Stated exercise: Copy every record below exactly.

Information given:
+===+

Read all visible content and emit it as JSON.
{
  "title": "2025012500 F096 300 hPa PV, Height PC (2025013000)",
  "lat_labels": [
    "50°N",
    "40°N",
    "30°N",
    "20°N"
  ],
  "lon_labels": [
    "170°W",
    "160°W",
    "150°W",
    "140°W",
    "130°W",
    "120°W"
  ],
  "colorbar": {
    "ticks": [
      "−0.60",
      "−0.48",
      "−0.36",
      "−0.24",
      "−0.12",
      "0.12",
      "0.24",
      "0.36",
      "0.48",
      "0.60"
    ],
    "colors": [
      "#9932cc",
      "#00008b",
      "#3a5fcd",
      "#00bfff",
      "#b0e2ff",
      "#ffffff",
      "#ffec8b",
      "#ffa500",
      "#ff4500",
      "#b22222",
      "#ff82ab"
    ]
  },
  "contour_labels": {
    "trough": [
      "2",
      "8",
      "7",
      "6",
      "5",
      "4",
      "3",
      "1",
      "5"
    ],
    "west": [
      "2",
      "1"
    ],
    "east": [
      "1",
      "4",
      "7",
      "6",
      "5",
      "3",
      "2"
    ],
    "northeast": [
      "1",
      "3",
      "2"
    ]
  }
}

+===+

Worked answer:
Read all visible content and emit it as JSON.
{
  "title": "2025012500 F096 300 hPa PV, Height PC (2025013000)",
  "lat_labels": [
    "50°N",
    "40°N",
    "30°N",
    "20°N"
  ],
  "lon_labels": [
    "170°W",
    "160°W",
    "150°W",
    "140°W",
    "130°W",
    "120°W"
  ],
  "colorbar": {
    "ticks": [
      "−0.60",
      "−0.48",
      "−0.36",
      "−0.24",
      "−0.12",
      "0.12",
      "0.24",
      "0.36",
      "0.48",
      "0.60"
    ],
    "colors": [
      "#9932cc",
      "#00008b",
      "#3a5fcd",
      "#00bfff",
      "#b0e2ff",
      "#ffffff",
      "#ffec8b",
      "#ffa500",
      "#ff4500",
      "#b22222",
      "#ff82ab"
    ]
  },
  "contour_labels": {
    "trough": [
      "2",
      "8",
      "7",
      "6",
      "5",
      "4",
      "3",
      "1",
      "5"
    ],
    "west": [
      "2",
      "1"
    ],
    "east": [
      "1",
      "4",
      "7",
      "6",
      "5",
      "3",
      "2"
    ],
    "northeast": [
      "1",
      "3",
      "2"
    ]
  }
}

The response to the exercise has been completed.